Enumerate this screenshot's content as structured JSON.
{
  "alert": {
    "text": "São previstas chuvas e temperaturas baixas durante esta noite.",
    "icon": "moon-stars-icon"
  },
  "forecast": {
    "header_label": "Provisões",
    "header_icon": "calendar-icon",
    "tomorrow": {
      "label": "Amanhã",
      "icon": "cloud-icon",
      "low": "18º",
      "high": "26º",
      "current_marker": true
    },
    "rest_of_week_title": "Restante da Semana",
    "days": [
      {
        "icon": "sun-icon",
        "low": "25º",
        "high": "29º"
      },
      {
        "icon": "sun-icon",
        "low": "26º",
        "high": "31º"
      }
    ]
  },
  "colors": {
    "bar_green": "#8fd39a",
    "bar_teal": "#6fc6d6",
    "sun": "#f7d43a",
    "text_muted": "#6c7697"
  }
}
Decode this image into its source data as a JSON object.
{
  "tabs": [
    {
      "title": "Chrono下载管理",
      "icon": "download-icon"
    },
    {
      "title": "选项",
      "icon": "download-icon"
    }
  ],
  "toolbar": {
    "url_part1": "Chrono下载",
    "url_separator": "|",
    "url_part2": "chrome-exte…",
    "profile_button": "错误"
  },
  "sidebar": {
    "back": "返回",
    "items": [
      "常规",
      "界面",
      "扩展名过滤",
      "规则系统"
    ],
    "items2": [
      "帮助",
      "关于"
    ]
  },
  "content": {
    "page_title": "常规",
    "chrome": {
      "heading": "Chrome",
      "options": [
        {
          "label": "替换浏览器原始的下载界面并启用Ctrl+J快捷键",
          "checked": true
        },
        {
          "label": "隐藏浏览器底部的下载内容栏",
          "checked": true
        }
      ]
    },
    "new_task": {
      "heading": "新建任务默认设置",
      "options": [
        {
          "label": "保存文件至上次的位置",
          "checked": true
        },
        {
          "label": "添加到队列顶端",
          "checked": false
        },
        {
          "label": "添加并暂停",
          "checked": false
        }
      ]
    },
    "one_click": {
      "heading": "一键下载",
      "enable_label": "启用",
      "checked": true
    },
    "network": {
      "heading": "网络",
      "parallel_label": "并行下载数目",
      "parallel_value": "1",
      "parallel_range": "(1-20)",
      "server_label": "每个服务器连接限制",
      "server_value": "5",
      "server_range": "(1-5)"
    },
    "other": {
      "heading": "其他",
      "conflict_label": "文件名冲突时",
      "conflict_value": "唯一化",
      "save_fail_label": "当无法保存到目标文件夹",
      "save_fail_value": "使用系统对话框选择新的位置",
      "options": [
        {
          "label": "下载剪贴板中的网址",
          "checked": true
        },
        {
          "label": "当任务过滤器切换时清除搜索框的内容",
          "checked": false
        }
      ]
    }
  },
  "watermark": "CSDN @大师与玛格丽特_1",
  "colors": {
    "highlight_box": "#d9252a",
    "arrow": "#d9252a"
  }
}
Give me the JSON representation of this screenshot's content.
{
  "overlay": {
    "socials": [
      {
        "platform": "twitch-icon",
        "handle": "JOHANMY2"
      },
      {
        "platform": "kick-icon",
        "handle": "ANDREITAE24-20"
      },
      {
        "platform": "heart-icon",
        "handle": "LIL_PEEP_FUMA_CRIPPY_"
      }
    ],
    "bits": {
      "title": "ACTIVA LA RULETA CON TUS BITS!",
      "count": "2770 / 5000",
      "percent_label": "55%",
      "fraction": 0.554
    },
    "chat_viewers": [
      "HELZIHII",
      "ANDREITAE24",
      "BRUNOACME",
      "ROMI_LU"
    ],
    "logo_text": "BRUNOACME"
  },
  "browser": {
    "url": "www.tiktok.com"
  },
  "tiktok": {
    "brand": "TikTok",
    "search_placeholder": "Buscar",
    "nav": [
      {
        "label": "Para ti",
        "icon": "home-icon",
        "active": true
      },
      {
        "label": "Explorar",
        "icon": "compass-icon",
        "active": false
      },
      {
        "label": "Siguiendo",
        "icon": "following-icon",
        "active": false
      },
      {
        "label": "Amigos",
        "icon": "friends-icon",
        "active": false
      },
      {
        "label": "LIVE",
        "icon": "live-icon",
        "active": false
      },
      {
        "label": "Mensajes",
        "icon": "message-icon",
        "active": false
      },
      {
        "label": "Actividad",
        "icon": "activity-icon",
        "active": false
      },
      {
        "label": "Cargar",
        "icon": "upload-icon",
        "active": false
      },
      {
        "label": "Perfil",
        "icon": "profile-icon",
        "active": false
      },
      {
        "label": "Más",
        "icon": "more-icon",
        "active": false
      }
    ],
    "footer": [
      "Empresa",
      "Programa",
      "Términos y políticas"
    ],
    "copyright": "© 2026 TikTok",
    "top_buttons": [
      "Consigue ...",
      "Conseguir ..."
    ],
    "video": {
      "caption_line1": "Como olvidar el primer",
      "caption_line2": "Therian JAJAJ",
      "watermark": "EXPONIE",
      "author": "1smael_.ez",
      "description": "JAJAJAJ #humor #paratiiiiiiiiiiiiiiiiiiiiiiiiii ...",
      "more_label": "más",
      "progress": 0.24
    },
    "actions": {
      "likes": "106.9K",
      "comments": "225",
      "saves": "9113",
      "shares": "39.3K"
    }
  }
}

= = = = = = =

Written problem => Output all of the material exactly as written.

Reply to the exercise =>
Enumerate this screenshot's content as structured JSON.
{
  "alert": {
    "text": "São previstas chuvas e temperaturas baixas durante esta noite.",
    "icon": "moon-stars-icon"
  },
  "forecast": {
    "header_label": "Provisões",
    "header_icon": "calendar-icon",
    "tomorrow": {
      "label": "Amanhã",
      "icon": "cloud-icon",
      "low": "18º",
      "high": "26º",
      "current_marker": true
    },
    "rest_of_week_title": "Restante da Semana",
    "days": [
      {
        "icon": "sun-icon",
        "low": "25º",
        "high": "29º"
      },
      {
        "icon": "sun-icon",
        "low": "26º",
        "high": "31º"
      }
    ]
  },
  "colors": {
    "bar_green": "#8fd39a",
    "bar_teal": "#6fc6d6",
    "sun": "#f7d43a",
    "text_muted": "#6c7697"
  }
}
Decode this image into its source data as a JSON object.
{
  "tabs": [
    {
      "title": "Chrono下载管理",
      "icon": "download-icon"
    },
    {
      "title": "选项",
      "icon": "download-icon"
    }
  ],
  "toolbar": {
    "url_part1": "Chrono下载",
    "url_separator": "|",
    "url_part2": "chrome-exte…",
    "profile_button": "错误"
  },
  "sidebar": {
    "back": "返回",
    "items": [
      "常规",
      "界面",
      "扩展名过滤",
      "规则系统"
    ],
    "items2": [
      "帮助",
      "关于"
    ]
  },
  "content": {
    "page_title": "常规",
    "chrome": {
      "heading": "Chrome",
      "options": [
        {
          "label": "替换浏览器原始的下载界面并启用Ctrl+J快捷键",
          "checked": true
        },
        {
          "label": "隐藏浏览器底部的下载内容栏",
          "checked": true
        }
      ]
    },
    "new_task": {
      "heading": "新建任务默认设置",
      "options": [
        {
          "label": "保存文件至上次的位置",
          "checked": true
        },
        {
          "label": "添加到队列顶端",
          "checked": false
        },
        {
          "label": "添加并暂停",
          "checked": false
        }
      ]
    },
    "one_click": {
      "heading": "一键下载",
      "enable_label": "启用",
      "checked": true
    },
    "network": {
      "heading": "网络",
      "parallel_label": "并行下载数目",
      "parallel_value": "1",
      "parallel_range": "(1-20)",
      "server_label": "每个服务器连接限制",
      "server_value": "5",
      "server_range": "(1-5)"
    },
    "other": {
      "heading": "其他",
      "conflict_label": "文件名冲突时",
      "conflict_value": "唯一化",
      "save_fail_label": "当无法保存到目标文件夹",
      "save_fail_value": "使用系统对话框选择新的位置",
      "options": [
        {
          "label": "下载剪贴板中的网址",
          "checked": true
        },
        {
          "label": "当任务过滤器切换时清除搜索框的内容",
          "checked": false
        }
      ]
    }
  },
  "watermark": "CSDN @大师与玛格丽特_1",
  "colors": {
    "highlight_box": "#d9252a",
    "arrow": "#d9252a"
  }
}
Give me the JSON representation of this screenshot's content.
{
  "overlay": {
    "socials": [
      {
        "platform": "twitch-icon",
        "handle": "JOHANMY2"
      },
      {
        "platform": "kick-icon",
        "handle": "ANDREITAE24-20"
      },
      {
        "platform": "heart-icon",
        "handle": "LIL_PEEP_FUMA_CRIPPY_"
      }
    ],
    "bits": {
      "title": "ACTIVA LA RULETA CON TUS BITS!",
      "count": "2770 / 5000",
      "percent_label": "55%",
      "fraction": 0.554
    },
    "chat_viewers": [
      "HELZIHII",
      "ANDREITAE24",
      "BRUNOACME",
      "ROMI_LU"
    ],
    "logo_text": "BRUNOACME"
  },
  "browser": {
    "url": "www.tiktok.com"
  },
  "tiktok": {
    "brand": "TikTok",
    "search_placeholder": "Buscar",
    "nav": [
      {
        "label": "Para ti",
        "icon": "home-icon",
        "active": true
      },
      {
        "label": "Explorar",
        "icon": "compass-icon",
        "active": false
      },
      {
        "label": "Siguiendo",
        "icon": "following-icon",
        "active": false
      },
      {
        "label": "Amigos",
        "icon": "friends-icon",
        "active": false
      },
      {
        "label": "LIVE",
        "icon": "live-icon",
        "active": false
      },
      {
        "label": "Mensajes",
        "icon": "message-icon",
        "active": false
      },
      {
        "label": "Actividad",
        "icon": "activity-icon",
        "active": false
      },
      {
        "label": "Cargar",
        "icon": "upload-icon",
        "active": false
      },
      {
        "label": "Perfil",
        "icon": "profile-icon",
        "active": false
      },
      {
        "label": "Más",
        "icon": "more-icon",
        "active": false
      }
    ],
    "footer": [
      "Empresa",
      "Programa",
      "Términos y políticas"
    ],
    "copyright": "© 2026 TikTok",
    "top_buttons": [
      "Consigue ...",
      "Conseguir ..."
    ],
    "video": {
      "caption_line1": "Como olvidar el primer",
      "caption_line2": "Therian JAJAJ",
      "watermark": "EXPONIE",
      "author": "1smael_.ez",
      "description": "JAJAJAJ #humor #paratiiiiiiiiiiiiiiiiiiiiiiiiii ...",
      "more_label": "más",
      "progress": 0.24
    },
    "actions": {
      "likes": "106.9K",
      "comments": "225",
      "saves": "9113",
      "shares": "39.3K"
    }
  }
}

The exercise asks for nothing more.